(Rows from a figure dataset)
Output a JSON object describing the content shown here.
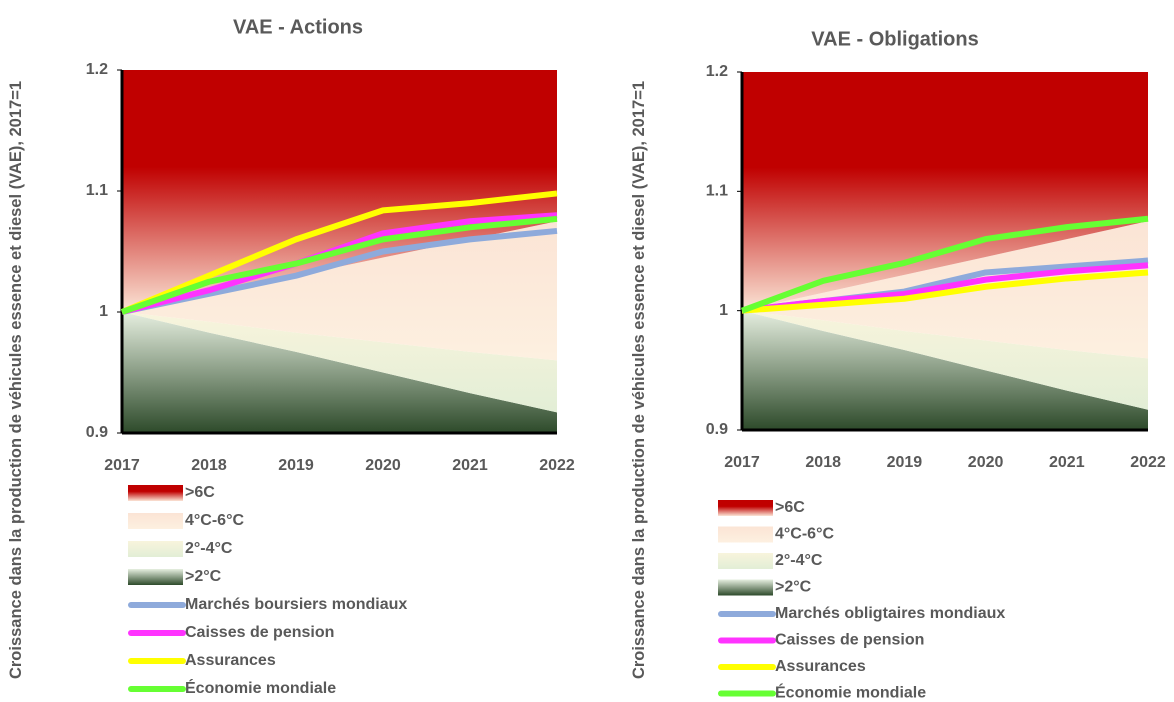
{
  "chart_data": [
    {
      "type": "line",
      "title": "VAE - Actions",
      "ylabel": "Croissance dans la production de véhicules essence et diesel (VAE), 2017=1",
      "categories": [
        "2017",
        "2018",
        "2019",
        "2020",
        "2021",
        "2022"
      ],
      "ylim": [
        0.9,
        1.2
      ],
      "yticks": [
        0.9,
        1,
        1.1,
        1.2
      ],
      "bands": [
        {
          "name": ">2°C",
          "colors": [
            "#e6efe0",
            "#2d4a2a"
          ],
          "values": [
            1,
            0.983,
            0.967,
            0.95,
            0.933,
            0.917
          ]
        },
        {
          "name": "2°-4°C",
          "colors": [
            "#f8f4dc",
            "#e2eed6"
          ],
          "values": [
            1,
            0.992,
            0.983,
            0.975,
            0.967,
            0.96
          ]
        },
        {
          "name": "4°C-6°C",
          "colors": [
            "#fbe4d5",
            "#fdf0e0"
          ],
          "values": [
            1,
            1.015,
            1.03,
            1.045,
            1.06,
            1.075
          ]
        },
        {
          "name": ">6C",
          "colors": [
            "#c00000",
            "#fbe5d6"
          ],
          "values": [
            1.2,
            1.2,
            1.2,
            1.2,
            1.2,
            1.2
          ]
        }
      ],
      "series": [
        {
          "name": "Marchés boursiers mondiaux",
          "color": "#8eaadb",
          "values": [
            1,
            1.015,
            1.03,
            1.05,
            1.06,
            1.067
          ]
        },
        {
          "name": "Caisses de pension",
          "color": "#ff33ff",
          "values": [
            1,
            1.018,
            1.04,
            1.065,
            1.075,
            1.08
          ]
        },
        {
          "name": "Assurances",
          "color": "#ffff00",
          "values": [
            1,
            1.03,
            1.06,
            1.084,
            1.09,
            1.098
          ]
        },
        {
          "name": "Économie mondiale",
          "color": "#66ff33",
          "values": [
            1,
            1.025,
            1.04,
            1.06,
            1.07,
            1.077
          ]
        }
      ]
    },
    {
      "type": "line",
      "title": "VAE - Obligations",
      "ylabel": "Croissance dans la production de véhicules essence et diesel (VAE), 2017=1",
      "categories": [
        "2017",
        "2018",
        "2019",
        "2020",
        "2021",
        "2022"
      ],
      "ylim": [
        0.9,
        1.2
      ],
      "yticks": [
        0.9,
        1,
        1.1,
        1.2
      ],
      "bands": [
        {
          "name": ">2°C",
          "colors": [
            "#e6efe0",
            "#2d4a2a"
          ],
          "values": [
            1,
            0.983,
            0.967,
            0.95,
            0.933,
            0.917
          ]
        },
        {
          "name": "2°-4°C",
          "colors": [
            "#f8f4dc",
            "#e2eed6"
          ],
          "values": [
            1,
            0.992,
            0.983,
            0.975,
            0.967,
            0.96
          ]
        },
        {
          "name": "4°C-6°C",
          "colors": [
            "#fbe4d5",
            "#fdf0e0"
          ],
          "values": [
            1,
            1.015,
            1.03,
            1.045,
            1.06,
            1.075
          ]
        },
        {
          "name": ">6C",
          "colors": [
            "#c00000",
            "#fbe5d6"
          ],
          "values": [
            1.2,
            1.2,
            1.2,
            1.2,
            1.2,
            1.2
          ]
        }
      ],
      "series": [
        {
          "name": "Marchés obligtaires mondiaux",
          "color": "#8eaadb",
          "values": [
            1,
            1.008,
            1.016,
            1.032,
            1.037,
            1.042
          ]
        },
        {
          "name": "Caisses de pension",
          "color": "#ff33ff",
          "values": [
            1,
            1.008,
            1.014,
            1.026,
            1.033,
            1.038
          ]
        },
        {
          "name": "Assurances",
          "color": "#ffff00",
          "values": [
            1,
            1.005,
            1.01,
            1.02,
            1.027,
            1.032
          ]
        },
        {
          "name": "Économie mondiale",
          "color": "#66ff33",
          "values": [
            1,
            1.025,
            1.04,
            1.06,
            1.07,
            1.077
          ]
        }
      ]
    }
  ]
}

Exercise
Copy out each line of the data where the string "title" appears.

Complete output
      "title": "VAE - Actions",
      "title": "VAE - Obligations",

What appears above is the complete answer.